- STATED PROBLEM
Search the data for the word "государственной". Reproduce every line where it is found.

- EXTRACTED DATA
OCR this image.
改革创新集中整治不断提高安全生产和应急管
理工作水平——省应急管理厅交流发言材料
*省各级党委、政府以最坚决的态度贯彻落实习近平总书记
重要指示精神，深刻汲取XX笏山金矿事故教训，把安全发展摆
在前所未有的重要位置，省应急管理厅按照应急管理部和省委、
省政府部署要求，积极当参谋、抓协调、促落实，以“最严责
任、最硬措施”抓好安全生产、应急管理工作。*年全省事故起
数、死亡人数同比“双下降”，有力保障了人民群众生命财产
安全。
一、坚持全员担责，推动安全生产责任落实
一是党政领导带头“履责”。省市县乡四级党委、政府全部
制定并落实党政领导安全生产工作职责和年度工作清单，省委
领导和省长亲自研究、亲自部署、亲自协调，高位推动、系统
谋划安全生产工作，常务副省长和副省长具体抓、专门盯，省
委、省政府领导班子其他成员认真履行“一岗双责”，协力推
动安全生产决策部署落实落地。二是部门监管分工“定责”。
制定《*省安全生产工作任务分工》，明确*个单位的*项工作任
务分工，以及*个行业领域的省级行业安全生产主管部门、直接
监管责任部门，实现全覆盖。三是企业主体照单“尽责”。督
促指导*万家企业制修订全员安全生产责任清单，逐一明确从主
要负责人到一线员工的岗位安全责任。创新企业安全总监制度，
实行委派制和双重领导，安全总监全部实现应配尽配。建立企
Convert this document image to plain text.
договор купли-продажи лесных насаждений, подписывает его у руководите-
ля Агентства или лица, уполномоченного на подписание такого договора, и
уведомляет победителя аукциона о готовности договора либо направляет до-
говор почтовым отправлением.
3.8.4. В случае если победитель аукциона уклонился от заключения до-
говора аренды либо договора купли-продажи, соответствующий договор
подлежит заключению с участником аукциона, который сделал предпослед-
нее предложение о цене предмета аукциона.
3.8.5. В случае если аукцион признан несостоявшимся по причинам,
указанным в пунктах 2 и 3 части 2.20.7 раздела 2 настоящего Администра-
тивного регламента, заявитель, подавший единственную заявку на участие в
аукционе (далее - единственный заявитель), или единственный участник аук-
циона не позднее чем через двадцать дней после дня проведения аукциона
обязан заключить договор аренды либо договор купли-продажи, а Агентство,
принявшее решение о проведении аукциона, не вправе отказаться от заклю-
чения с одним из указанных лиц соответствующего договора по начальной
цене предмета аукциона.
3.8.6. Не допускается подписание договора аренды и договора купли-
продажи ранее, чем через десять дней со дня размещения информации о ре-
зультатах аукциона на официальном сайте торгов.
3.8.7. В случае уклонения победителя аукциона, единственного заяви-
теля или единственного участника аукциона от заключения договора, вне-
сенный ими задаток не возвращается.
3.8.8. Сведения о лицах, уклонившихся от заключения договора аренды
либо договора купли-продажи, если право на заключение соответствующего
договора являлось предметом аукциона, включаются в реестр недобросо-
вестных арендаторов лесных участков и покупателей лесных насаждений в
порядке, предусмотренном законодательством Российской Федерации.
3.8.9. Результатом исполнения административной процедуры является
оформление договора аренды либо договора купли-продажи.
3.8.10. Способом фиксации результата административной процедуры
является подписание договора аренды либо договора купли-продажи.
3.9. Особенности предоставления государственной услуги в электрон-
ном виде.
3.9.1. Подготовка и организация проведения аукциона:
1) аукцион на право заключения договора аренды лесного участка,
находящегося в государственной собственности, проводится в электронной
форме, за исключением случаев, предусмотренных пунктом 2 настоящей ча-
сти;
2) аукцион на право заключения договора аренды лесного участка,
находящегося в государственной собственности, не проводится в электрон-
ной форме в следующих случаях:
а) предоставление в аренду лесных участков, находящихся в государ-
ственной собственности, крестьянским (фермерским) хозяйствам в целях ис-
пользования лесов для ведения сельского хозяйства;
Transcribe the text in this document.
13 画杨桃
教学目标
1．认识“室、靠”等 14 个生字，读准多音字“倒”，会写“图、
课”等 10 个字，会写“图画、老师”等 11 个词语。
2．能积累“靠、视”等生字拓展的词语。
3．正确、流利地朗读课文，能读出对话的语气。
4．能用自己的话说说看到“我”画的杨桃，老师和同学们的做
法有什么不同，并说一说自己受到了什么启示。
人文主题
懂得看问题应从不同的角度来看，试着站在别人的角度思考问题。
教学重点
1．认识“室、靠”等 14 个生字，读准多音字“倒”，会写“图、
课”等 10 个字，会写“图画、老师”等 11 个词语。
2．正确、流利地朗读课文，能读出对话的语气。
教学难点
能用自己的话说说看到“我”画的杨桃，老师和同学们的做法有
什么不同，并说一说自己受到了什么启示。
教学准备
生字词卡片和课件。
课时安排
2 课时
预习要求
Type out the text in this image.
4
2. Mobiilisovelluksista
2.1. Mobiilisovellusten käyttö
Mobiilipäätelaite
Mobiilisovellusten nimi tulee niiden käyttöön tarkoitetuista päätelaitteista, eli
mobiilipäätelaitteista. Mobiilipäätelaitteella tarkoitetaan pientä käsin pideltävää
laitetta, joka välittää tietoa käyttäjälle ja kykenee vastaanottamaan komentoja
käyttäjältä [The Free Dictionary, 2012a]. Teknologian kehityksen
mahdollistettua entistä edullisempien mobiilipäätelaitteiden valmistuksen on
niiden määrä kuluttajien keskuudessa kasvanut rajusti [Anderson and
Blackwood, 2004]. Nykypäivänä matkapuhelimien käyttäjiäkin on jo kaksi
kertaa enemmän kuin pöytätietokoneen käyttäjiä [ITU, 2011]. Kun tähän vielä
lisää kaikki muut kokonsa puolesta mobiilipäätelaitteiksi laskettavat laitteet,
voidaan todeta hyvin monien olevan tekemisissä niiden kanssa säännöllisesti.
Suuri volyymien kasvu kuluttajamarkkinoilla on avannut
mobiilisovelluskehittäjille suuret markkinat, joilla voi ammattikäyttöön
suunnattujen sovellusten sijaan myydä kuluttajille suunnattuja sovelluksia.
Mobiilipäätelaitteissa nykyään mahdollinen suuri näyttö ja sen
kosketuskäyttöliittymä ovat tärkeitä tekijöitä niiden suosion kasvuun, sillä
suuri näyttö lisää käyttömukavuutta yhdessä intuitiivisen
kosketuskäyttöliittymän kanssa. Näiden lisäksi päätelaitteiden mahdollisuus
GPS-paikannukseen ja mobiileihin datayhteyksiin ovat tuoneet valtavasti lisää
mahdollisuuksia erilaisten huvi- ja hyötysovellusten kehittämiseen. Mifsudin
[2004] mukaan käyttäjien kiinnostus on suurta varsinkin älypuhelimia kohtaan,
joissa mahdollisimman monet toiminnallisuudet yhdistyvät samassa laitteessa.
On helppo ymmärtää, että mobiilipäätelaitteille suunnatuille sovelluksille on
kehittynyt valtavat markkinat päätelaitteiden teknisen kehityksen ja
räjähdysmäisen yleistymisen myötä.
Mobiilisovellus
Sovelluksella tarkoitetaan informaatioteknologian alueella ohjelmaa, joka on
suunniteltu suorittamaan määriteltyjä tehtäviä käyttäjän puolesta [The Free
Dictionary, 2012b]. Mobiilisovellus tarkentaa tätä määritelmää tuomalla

- SOLUTION TO THIS PROBLEM
3.9. Особенности предоставления государственной услуги в электрон-
находящегося в государственной собственности, проводится в электронной
находящегося в государственной собственности, не проводится в электрон-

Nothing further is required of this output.